→ 問題
1. 本文によると、3曲目のギャロンの曲は、もともと何のために書かれたものですか。
2. 本文の「3曲目はファゴットとピアノで」から「魅力を知ることができました。」までを、両端も含めて書き写してください。

→ 本文
┄┄┄┄┄┄┄┄┄┄┄┄┄┄┄┄┄┄┄┄

ここでファゴットの坂口さんからごあいさつと出演メンバー紹介。演奏会テーマにあげた「初秋」とは思えない暑さ、とのお話で会場を和ませてくださってから、フルートの野津さんにバトンタッチしました。野津さん(「しゃべっている間はプログラム冊子で風を仰ぐチャンスですよ」と、客席を気遣ってもくださいました)からこのコンサートとのご縁のお話があった後、2曲目はフルートとピアノの曲です。C.グルックの「オルフェオとエヴィリディーチェ」~精霊の踊り。オペラの劇中曲で、単独で演奏されることも多いようです。穏やかに美しく歌うフルートがとっても素敵!中盤、少し影のあるところは切なく美しく、何度も登場した転がすような音が心に響きました。再び穏やかになってからは、柔らかな音をうんと長くのばしながらクレッシェンドで次第に浮かび上がってくる名人芸(しかし素人目にはさらっと演奏しているように見えました)にホレボレ。フルートの美しさ盛り盛りの素敵な曲を、野津さんのフルートでたっぷり堪能できました!演奏後、ファゴットの坂口さんが「気品高い」「貴公子のよう」と、野津さんのフルートをとても褒めていらっしゃいました。

3曲目はファゴットとピアノで、N.ギャロン「レシとアレグロ。フランスの音楽院での試験のために書かれた曲だそうです。バソンを想定して書かれた曲を、今回はファゴットによる演奏で。はじめのレシ(レシタティーボ)では、出だしの低音が想像を超えた低い音でビックリ!ファゴットってこんなに低い音が出るんですね!そこから音階を駆け上って、どこまでも高音域に行くのにまたビックリして、ファゴットの音域の広さを目の当たりにしました。ゆったりとした歌い方は都会的でとてもスマートな印象。少し速いテンポになったアレグロでは、ファゴットが高速で音を繰り出したり、細かく音を刻んだり、語るように歌ったりと、様々な表情を見せてくださいました。それに呼応し支えるピアノの包容力が、愛あふれる感じでまた素敵!クライマックスはどんどん加速して即興的な演奏になり、ファゴットとピアノの凄技に引き込まれました。超カッコイイ!今まで知らなかったファゴットの魅力を知ることができました。

┄┄┄┄┄┄┄┄┄┄┄┄┄┄┄┄┄┄┄┄

(抽出した記録)
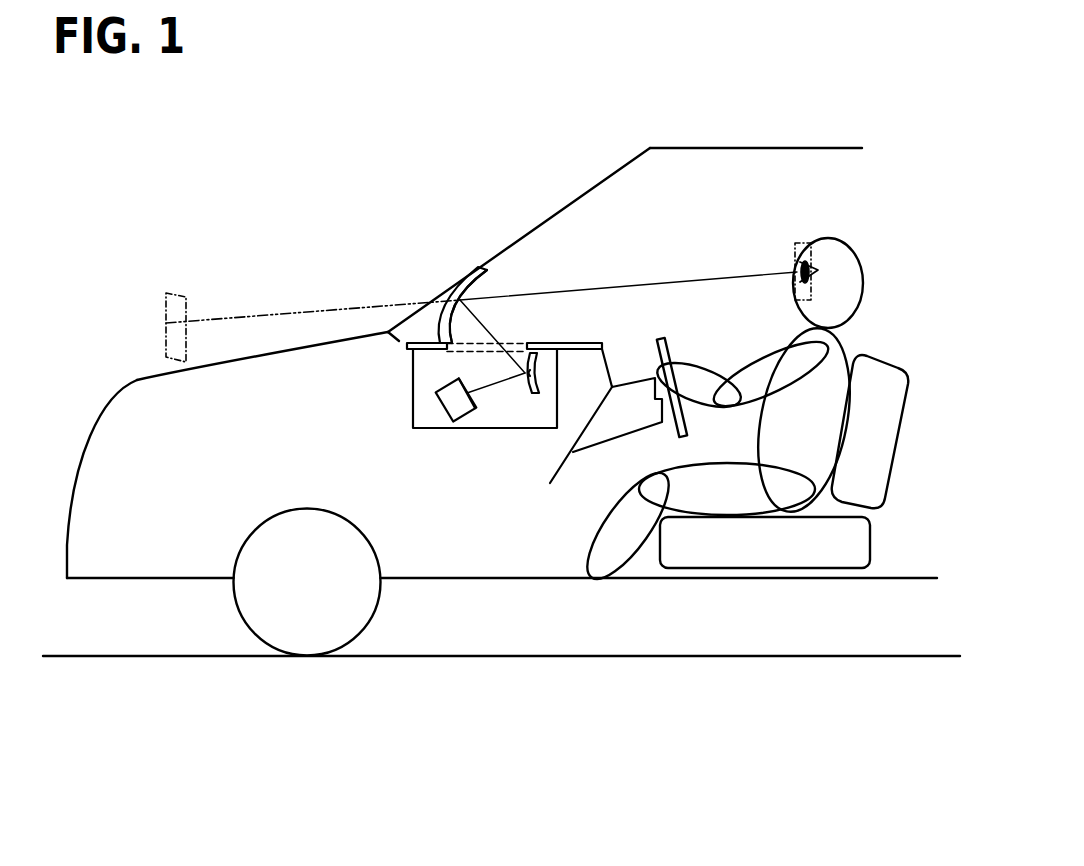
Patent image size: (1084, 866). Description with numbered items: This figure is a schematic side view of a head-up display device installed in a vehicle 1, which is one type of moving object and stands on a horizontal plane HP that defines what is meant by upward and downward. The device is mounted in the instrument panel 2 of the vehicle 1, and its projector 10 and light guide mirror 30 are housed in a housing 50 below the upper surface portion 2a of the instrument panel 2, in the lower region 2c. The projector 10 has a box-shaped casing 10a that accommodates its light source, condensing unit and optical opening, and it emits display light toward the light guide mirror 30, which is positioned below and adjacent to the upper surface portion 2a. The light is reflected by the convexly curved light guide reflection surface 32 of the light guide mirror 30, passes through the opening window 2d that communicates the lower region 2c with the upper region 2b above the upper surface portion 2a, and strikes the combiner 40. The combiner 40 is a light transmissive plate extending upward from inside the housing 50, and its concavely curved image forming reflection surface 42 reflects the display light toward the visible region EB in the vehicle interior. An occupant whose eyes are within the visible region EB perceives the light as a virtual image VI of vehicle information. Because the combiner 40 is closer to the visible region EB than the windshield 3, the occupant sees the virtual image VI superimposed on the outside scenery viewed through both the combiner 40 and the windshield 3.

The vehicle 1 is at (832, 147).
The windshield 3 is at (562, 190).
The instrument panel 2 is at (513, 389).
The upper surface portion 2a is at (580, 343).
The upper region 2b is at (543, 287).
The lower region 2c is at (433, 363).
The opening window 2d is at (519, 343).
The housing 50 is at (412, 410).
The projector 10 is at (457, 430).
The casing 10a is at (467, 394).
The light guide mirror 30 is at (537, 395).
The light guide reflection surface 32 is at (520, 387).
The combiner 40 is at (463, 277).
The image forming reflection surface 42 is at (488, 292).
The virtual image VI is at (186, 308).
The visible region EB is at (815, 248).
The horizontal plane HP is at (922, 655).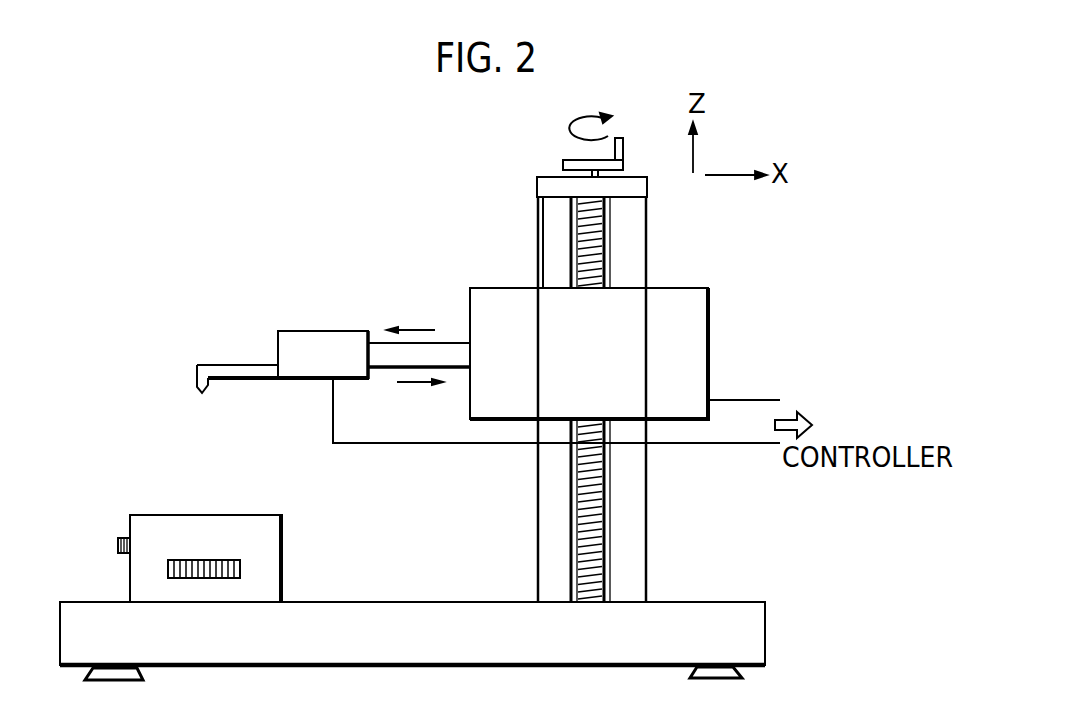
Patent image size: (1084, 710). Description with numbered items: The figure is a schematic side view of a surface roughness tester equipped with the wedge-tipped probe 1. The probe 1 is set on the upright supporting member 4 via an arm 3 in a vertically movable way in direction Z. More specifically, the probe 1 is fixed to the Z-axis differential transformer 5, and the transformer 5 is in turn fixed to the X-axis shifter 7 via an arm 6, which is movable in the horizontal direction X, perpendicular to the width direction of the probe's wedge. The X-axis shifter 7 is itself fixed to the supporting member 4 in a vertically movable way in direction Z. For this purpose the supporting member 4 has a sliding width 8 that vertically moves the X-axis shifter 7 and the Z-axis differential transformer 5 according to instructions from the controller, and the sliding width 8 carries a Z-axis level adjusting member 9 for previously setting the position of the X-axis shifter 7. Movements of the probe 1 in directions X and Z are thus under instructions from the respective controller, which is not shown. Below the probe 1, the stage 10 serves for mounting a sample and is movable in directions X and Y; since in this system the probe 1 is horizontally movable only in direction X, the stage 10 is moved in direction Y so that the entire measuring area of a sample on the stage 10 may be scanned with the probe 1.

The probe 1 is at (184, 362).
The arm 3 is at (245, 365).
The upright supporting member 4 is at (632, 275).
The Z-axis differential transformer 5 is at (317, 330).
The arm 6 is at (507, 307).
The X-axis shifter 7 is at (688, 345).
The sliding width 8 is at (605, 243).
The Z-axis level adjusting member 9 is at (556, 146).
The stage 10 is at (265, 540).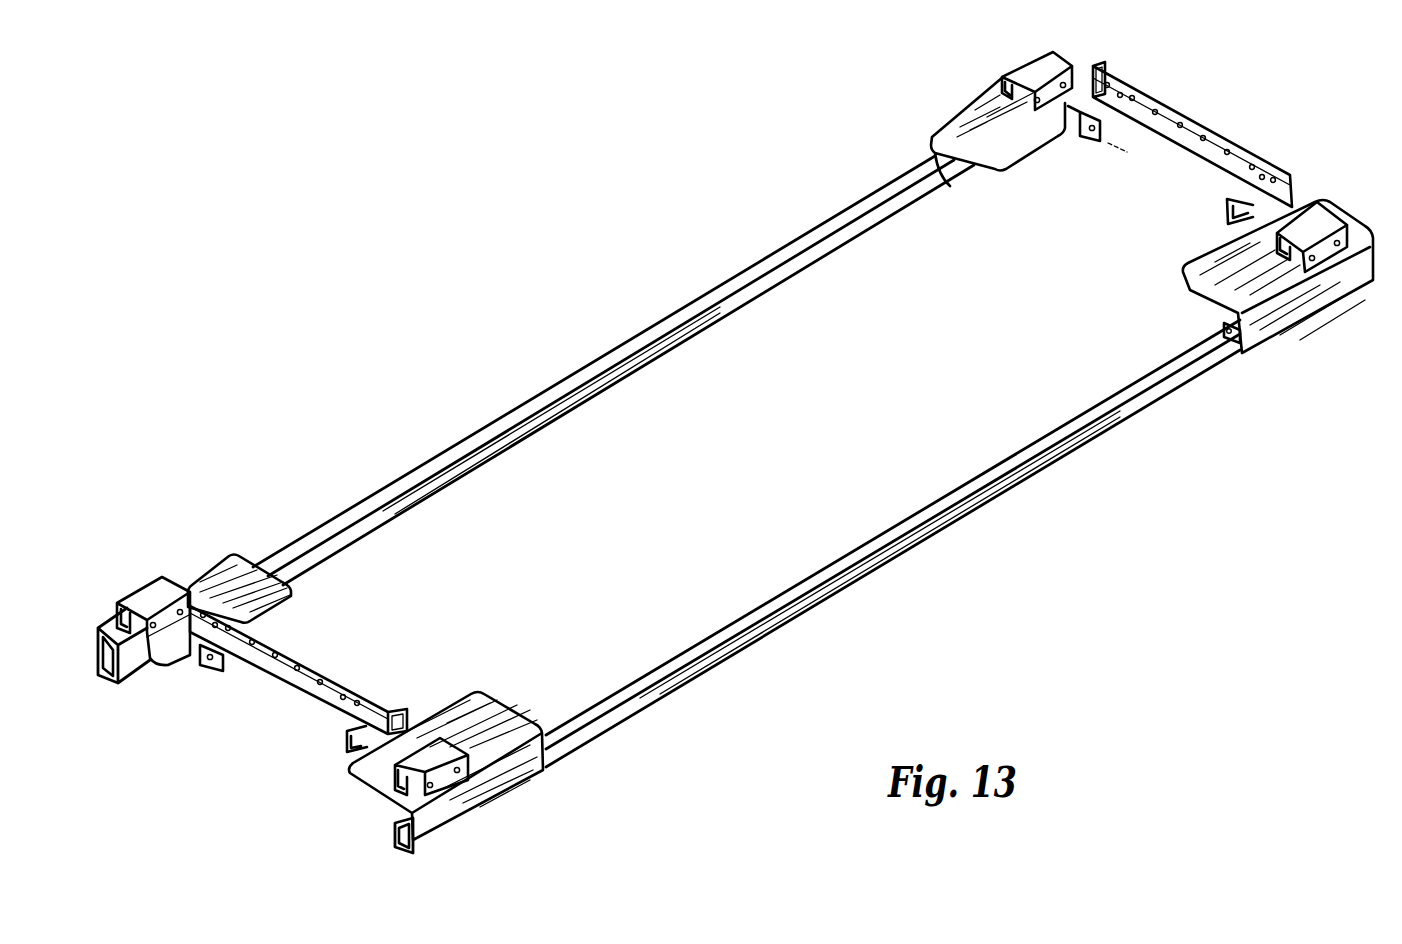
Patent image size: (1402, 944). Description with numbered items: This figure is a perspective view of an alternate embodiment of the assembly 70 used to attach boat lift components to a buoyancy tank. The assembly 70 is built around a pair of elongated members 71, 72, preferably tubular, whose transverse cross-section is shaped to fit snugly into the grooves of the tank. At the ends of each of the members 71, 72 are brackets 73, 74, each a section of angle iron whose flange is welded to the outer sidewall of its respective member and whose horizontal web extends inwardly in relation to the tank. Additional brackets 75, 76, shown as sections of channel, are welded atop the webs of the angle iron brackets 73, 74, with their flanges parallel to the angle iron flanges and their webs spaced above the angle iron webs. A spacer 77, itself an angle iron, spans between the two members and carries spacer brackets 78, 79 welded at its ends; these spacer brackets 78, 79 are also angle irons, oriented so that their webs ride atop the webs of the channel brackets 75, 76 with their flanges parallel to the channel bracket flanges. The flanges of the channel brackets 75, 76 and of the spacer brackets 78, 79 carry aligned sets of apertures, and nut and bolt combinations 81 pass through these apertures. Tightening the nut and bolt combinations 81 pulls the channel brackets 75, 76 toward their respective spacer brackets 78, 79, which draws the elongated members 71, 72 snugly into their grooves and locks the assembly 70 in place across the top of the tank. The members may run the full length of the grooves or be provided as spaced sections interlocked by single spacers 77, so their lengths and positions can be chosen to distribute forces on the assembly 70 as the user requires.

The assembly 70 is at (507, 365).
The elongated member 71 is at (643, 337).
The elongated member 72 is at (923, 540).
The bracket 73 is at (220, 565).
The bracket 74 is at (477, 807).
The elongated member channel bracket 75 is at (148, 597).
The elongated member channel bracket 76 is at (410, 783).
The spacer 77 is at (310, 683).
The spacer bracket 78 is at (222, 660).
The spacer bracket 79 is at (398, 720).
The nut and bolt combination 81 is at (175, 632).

┄┄┄┄┄┄┄┄┄┄┄┄┄┄┄┄┄┄┄┄

→ 解答
1. フランスの音楽院での試験のためです。

2.
3曲目はファゴットとピアノで、N.ギャロン「レシとアレグロ。フランスの音楽院での試験のために書かれた曲だそうです。バソンを想定して書かれた曲を、今回はファゴットによる演奏で。はじめのレシ(レシタティーボ)では、出だしの低音が想像を超えた低い音でビックリ!ファゴットってこんなに低い音が出るんですね!そこから音階を駆け上って、どこまでも高音域に行くのにまたビックリして、ファゴットの音域の広さを目の当たりにしました。ゆったりとした歌い方は都会的でとてもスマートな印象。少し速いテンポになったアレグロでは、ファゴットが高速で音を繰り出したり、細かく音を刻んだり、語るように歌ったりと、様々な表情を見せてくださいました。それに呼応し支えるピアノの包容力が、愛あふれる感じでまた素敵!クライマックスはどんどん加速して即興的な演奏になり、ファゴットとピアノの凄技に引き込まれました。超カッコイイ!今まで知らなかったファゴットの魅力を知ることができました。